[Begin SUPPLIED PASSAGE]

Interview with Ms. Alice Darden Davis

Date: May 25, 2001
Interviewed by Dr. Rosalee Martin

RM: You went to Anderson?

ADD: I went to Anderson, yes.

RM: And did you make the crossover?

ADD: Yes, I did.

RM: Would you please introduce yourself for us with your name and just a little bit about yourself.

ADD: My name is Alice Darden Davis. At this time, currently, I'm working as a work force development specialist for the Capital of Texas Work Force Center here in Austin. I have a long history and background in social work and social services.

RM: We're going to ask you a few questions because we're really interested in what happened in Austin during desegregation and specifically wanting to know how you fit within all of this. Could you tell me what schools did you go to while you were in Austin?

ADD: I attended all of the schools here in Austin, from elementary through junior high, high school. Junior high school, I attended all my undergrad here in Austin.

RM: Were they all segregated schools?

ADD: Yes, they were segregated schools initially until segregation started, and for the last two years I was a part of that crossover.

RM: So you were at Anderson High when integration occurred?

ADD: Yes, it was during my junior-senior year, and I had come from junior high school, which at that time went through--at Kealing [Junior High School] to the ninth grade year. Then we went to high school at [L. C.]Anderson [High School]. So I was there for my eleventh and twelfth, my junior and senior year.

RM: Your junior and senior year you were at--

ADD: At Anderson, L.C. Anderson and Reagan [High School].

RM: Oh, Reagan.

ADD: Yes, Reagan and L.C. Anderson.

RM: Could you tell me, just talk about your experiences at Anderson High before the crossover, what kind of extracurricular activities you were in? What about the curriculum? Let's just talk about Anderson High and experience there.

ADD: Okay. I felt like the experience--because it was very familiar to me to be a part of the community, of the people. The students that I went to school with were also a part of my community. Those were students that I went to school, to church, and lived in the same neighborhood with them. So during those years, basically, of segregation, you were very familiar with the support group and the extended families and extended community. The people that you saw, they were a part of your community. The ones that were part of the school system, they were a part of the community and they were part of your church life. Social activities, things that you were involved in, were basically--East Austin was our circle.

RM: Talk about the extracurricular activities at Anderson High. What were you involved in?

[End SUPPLIED PASSAGE]
[Begin SOURCE DATA]

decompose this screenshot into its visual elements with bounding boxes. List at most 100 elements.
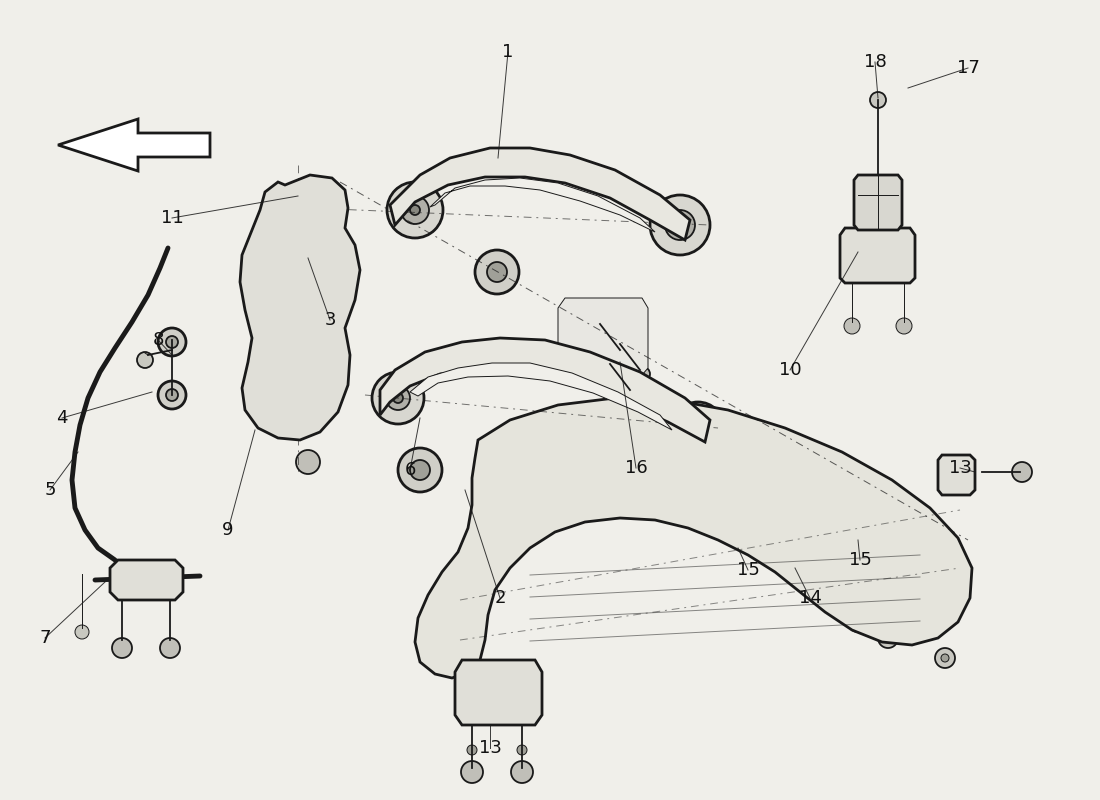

[End SOURCE DATA]

STATED PROBLEM 1:
Using the interview with Alice Darden Davis, answer these questions:
(a) What job does she currently hold, and at what organization?
(b) Which junior high school did she attend, and through what grade did it go?
(c) What does she name as "our circle" for social activities?
STATED PROBLEM 2:
Decide whether each statement agrees with the interview with Alice Darden Davis. Answer yes or no, and quote the words from the interview that decide it.
(a) The interview took place on May 25, 2001.
(b) She was part of the crossover for her last three years of school.
(c) She describes her background as being in engineering.

ANSWER 1:
(a) She works as a work force development specialist for the Capital of Texas Work Force Center in Austin.
(b) She attended Kealing Junior High School, which went through the ninth grade.
(c) East Austin.

ANSWER 2:
(a) Yes: "Date: May 25, 2001"
(b) No: "for the last two years I was a part of that crossover."
(c) No: "I have a long history and background in social work and social services."